— Begin Extract to read —

Board Members can be sued and named in lawsuits by damaged parties and subjected to personal discovery into their decision-making, actions, inactions, etc. For example, private club Board Members who engage in conduct that violates another’s civil rights can be sued and held civilly liable. If the club is a nonprofit tax-exempt organization in Connecticut for example, Board Members and officers are shielded from liability by a state immunity law. However, the immunity only covers policy or decision-making duties. It does not cover reckless, willful, or wanton misconduct. Board Members need to be able to prove their good actions and unfortunately for them, having to do so often comes after they are no longer Board Members or long after their challenged conduct took place. Since the time period to sue often reach years after the claimed damages, people can sue two, four or sometimes six years later. Maintaining a crisp, clear and all encompassing historical record of all Board communications and activity is critical protection.

— End Extract to read —

§ Problem 1
In the passage about board member liability, what kinds of misconduct does Connecticut's immunity law not cover?
§ Problem 2
Copy the entries from their very start down through the line that contains "paragraph: 随着移动通信技术的不断升级，LTE-A (Long", including that line.
The entries have no connection to the passage about board member liability.

— Begin Dataset excerpts —

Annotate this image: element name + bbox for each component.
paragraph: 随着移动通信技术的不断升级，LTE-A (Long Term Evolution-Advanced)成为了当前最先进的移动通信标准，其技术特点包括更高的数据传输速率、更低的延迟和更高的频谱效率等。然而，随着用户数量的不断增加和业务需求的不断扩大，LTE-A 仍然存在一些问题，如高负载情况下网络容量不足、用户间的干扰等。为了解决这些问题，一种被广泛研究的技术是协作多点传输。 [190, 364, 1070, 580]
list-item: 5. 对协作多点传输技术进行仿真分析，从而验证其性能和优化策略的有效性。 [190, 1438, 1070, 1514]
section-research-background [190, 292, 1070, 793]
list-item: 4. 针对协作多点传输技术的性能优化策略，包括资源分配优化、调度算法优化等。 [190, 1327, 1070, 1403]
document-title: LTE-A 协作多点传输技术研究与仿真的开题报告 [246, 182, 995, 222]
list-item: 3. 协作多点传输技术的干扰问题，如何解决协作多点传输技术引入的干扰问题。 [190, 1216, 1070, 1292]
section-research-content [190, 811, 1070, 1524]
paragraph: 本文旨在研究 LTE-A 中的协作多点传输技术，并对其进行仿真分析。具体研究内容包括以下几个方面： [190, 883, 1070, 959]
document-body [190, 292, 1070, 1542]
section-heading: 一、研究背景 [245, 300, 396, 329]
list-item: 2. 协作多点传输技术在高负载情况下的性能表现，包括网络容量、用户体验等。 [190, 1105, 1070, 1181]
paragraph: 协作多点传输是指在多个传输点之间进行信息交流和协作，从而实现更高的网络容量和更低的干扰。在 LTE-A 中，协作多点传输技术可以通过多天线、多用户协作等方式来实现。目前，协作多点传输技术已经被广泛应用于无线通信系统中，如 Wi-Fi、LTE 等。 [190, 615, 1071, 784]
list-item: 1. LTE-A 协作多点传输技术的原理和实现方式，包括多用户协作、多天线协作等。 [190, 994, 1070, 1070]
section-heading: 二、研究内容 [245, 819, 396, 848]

— End Dataset excerpts —

§ Complete response 1
Reckless, willful, or wanton misconduct.

§ Complete response 2
Annotate this image: element name + bbox for each component.
paragraph: 随着移动通信技术的不断升级，LTE-A (Long Term Evolution-Advanced)成为了当前最先进的移动通信标准，其技术特点包括更高的数据传输速率、更低的延迟和更高的频谱效率等。然而，随着用户数量的不断增加和业务需求的不断扩大，LTE-A 仍然存在一些问题，如高负载情况下网络容量不足、用户间的干扰等。为了解决这些问题，一种被广泛研究的技术是协作多点传输。 [190, 364, 1070, 580]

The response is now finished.